## Work instructions
What follows are records. Restate all of them word for word.

## Records
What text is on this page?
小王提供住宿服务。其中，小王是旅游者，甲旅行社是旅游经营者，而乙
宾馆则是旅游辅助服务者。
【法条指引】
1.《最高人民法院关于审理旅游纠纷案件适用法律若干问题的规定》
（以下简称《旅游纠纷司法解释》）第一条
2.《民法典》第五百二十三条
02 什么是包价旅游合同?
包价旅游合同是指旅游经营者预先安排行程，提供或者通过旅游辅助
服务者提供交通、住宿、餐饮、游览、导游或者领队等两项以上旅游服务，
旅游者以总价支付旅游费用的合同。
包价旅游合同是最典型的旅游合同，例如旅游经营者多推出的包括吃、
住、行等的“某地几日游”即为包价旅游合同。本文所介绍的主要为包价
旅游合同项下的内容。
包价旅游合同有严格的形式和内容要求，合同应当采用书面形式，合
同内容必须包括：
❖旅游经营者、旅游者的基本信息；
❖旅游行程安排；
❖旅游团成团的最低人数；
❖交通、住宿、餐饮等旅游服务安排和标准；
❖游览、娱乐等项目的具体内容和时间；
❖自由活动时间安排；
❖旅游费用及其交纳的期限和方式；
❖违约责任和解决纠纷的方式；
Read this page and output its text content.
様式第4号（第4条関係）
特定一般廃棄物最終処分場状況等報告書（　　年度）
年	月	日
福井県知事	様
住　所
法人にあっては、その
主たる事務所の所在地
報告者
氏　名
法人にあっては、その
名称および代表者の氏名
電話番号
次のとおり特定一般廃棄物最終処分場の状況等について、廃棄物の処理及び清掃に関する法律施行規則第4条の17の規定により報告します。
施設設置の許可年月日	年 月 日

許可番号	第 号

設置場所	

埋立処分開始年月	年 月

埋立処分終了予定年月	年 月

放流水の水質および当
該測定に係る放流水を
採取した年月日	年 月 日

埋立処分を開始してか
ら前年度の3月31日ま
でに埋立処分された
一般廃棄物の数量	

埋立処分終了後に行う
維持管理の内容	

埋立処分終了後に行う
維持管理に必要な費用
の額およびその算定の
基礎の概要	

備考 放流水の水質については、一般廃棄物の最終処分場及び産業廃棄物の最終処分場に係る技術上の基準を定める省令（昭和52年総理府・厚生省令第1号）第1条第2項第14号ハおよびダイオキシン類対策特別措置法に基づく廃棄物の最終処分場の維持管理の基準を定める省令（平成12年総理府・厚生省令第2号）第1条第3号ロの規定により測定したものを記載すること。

## Answer to the task
What text is on this page?
小王提供住宿服务。其中，小王是旅游者，甲旅行社是旅游经营者，而乙
宾馆则是旅游辅助服务者。
【法条指引】
1.《最高人民法院关于审理旅游纠纷案件适用法律若干问题的规定》
（以下简称《旅游纠纷司法解释》）第一条
2.《民法典》第五百二十三条
02 什么是包价旅游合同?
包价旅游合同是指旅游经营者预先安排行程，提供或者通过旅游辅助
服务者提供交通、住宿、餐饮、游览、导游或者领队等两项以上旅游服务，
旅游者以总价支付旅游费用的合同。
包价旅游合同是最典型的旅游合同，例如旅游经营者多推出的包括吃、
住、行等的“某地几日游”即为包价旅游合同。本文所介绍的主要为包价
旅游合同项下的内容。
包价旅游合同有严格的形式和内容要求，合同应当采用书面形式，合
同内容必须包括：
❖旅游经营者、旅游者的基本信息；
❖旅游行程安排；
❖旅游团成团的最低人数；
❖交通、住宿、餐饮等旅游服务安排和标准；
❖游览、娱乐等项目的具体内容和时间；
❖自由活动时间安排；
❖旅游费用及其交纳的期限和方式；
❖违约责任和解决纠纷的方式；
Read this page and output its text content.
様式第4号（第4条関係）
特定一般廃棄物最終処分場状況等報告書（　　年度）
年	月	日
福井県知事	様
住　所
法人にあっては、その
主たる事務所の所在地
報告者
氏　名
法人にあっては、その
名称および代表者の氏名
電話番号
次のとおり特定一般廃棄物最終処分場の状況等について、廃棄物の処理及び清掃に関する法律施行規則第4条の17の規定により報告します。
施設設置の許可年月日	年 月 日

許可番号	第 号

設置場所	

埋立処分開始年月	年 月

埋立処分終了予定年月	年 月

放流水の水質および当
該測定に係る放流水を
採取した年月日	年 月 日

埋立処分を開始してか
ら前年度の3月31日ま
でに埋立処分された
一般廃棄物の数量	

埋立処分終了後に行う
維持管理の内容	

埋立処分終了後に行う
維持管理に必要な費用
の額およびその算定の
基礎の概要	

備考 放流水の水質については、一般廃棄物の最終処分場及び産業廃棄物の最終処分場に係る技術上の基準を定める省令（昭和52年総理府・厚生省令第1号）第1条第2項第14号ハおよびダイオキシン類対策特別措置法に基づく廃棄物の最終処分場の維持管理の基準を定める省令（平成12年総理府・厚生省令第2号）第1条第3号ロの規定により測定したものを記載すること。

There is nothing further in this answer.